Please copy the part of the passage on ozone-induced lung inflammation starting with "Figure 3. Interleukin-1" and going on through "value: ****<0.0001, ***<0.001, **<0.01, *<0.05.".

- [Passage shown]
□ □ □
Figure 3. Interleukin-1 (IL-1)α antibody blockade reduces ozone-induced lung inflammation. A single administration of IL-1α neutralizing antibody 12 h before ozone exposure in wild type mice reduced inflammatory parameters. Total cell (A), neutrophils (count and myeloperoxidase) (B), total proteins and lipocalin-2 (C), matrix metalloproteinase 9, and tissue inhibitor metalloproteinase 1, (D) and histology with epithelial damage and inflammatory score (E), associated with histological picture (F), scale bar = 100 µm, 24 h after ozone exposure. Representative data of two-independent experiments are shown. Results are expressed as mean ± SEM and are from one experiment, with n = 5–6. Statistical test: ordinary one-way ANOVA, with Bonferroni post test, p value: ****<0.0001, ***<0.001, **<0.01, *<0.05.

Ozone-Induced Lung Inflammation Is MyD88-Dependent in Type 1 Alveolar Epithelial Cells

We next asked whether MyD88 signaling is involved in the inflammation induced by acute ozone exposure. To answer this question, we exposed MyD88^−/− mice to ozone as before. Ozone-induced inflammation in MyD88^−/− mice which is attenuated with reduced total cells (Figure 4A), neutrophils, and MPO (Figure 4B) in BAL fluid, in comparison to WT mice at 24 h post-exposure. Moreover, total protein and LCN-2 (Figure 4C) and MMP-9 and TIMP-1 in BALF were reduced in MyD88^−/− mice in comparison with WT mice (Figure 4D), although the trend did not reach statistical difference for total protein in BAL. The histological investigations revealed that epithelial damage and inflammation were attenuated in MyD88^−/− mice (Figure 4E). Thus, absence of a functional MyD88 pathway largely prevented ozone-induced lung inflammation.
□ □ □
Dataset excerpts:
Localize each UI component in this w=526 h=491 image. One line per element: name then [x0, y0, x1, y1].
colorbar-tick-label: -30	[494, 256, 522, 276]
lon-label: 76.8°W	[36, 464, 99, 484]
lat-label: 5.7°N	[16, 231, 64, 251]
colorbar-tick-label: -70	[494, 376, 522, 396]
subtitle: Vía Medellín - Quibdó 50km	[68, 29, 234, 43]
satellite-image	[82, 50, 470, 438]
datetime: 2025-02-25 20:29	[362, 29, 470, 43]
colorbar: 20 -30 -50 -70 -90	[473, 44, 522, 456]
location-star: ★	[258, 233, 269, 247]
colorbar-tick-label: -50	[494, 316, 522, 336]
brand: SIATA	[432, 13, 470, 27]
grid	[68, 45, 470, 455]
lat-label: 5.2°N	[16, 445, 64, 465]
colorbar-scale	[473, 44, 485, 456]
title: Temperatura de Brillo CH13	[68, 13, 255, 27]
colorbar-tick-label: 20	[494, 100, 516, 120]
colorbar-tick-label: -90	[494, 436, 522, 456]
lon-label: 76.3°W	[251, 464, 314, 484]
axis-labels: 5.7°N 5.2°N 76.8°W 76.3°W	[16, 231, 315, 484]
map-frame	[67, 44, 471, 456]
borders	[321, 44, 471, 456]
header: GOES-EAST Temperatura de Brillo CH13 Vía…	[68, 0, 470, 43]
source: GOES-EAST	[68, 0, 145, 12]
□ □ □
- [Answer section]
Figure 3. Interleukin-1 (IL-1)α antibody blockade reduces ozone-induced lung inflammation. A single administration of IL-1α neutralizing antibody 12 h before ozone exposure in wild type mice reduced inflammatory parameters. Total cell (A), neutrophils (count and myeloperoxidase) (B), total proteins and lipocalin-2 (C), matrix metalloproteinase 9, and tissue inhibitor metalloproteinase 1, (D) and histology with epithelial damage and inflammatory score (E), associated with histological picture (F), scale bar = 100 µm, 24 h after ozone exposure. Representative data of two-independent experiments are shown. Results are expressed as mean ± SEM and are from one experiment, with n = 5–6. Statistical test: ordinary one-way ANOVA, with Bonferroni post test, p value: ****<0.0001, ***<0.001, **<0.01, *<0.05.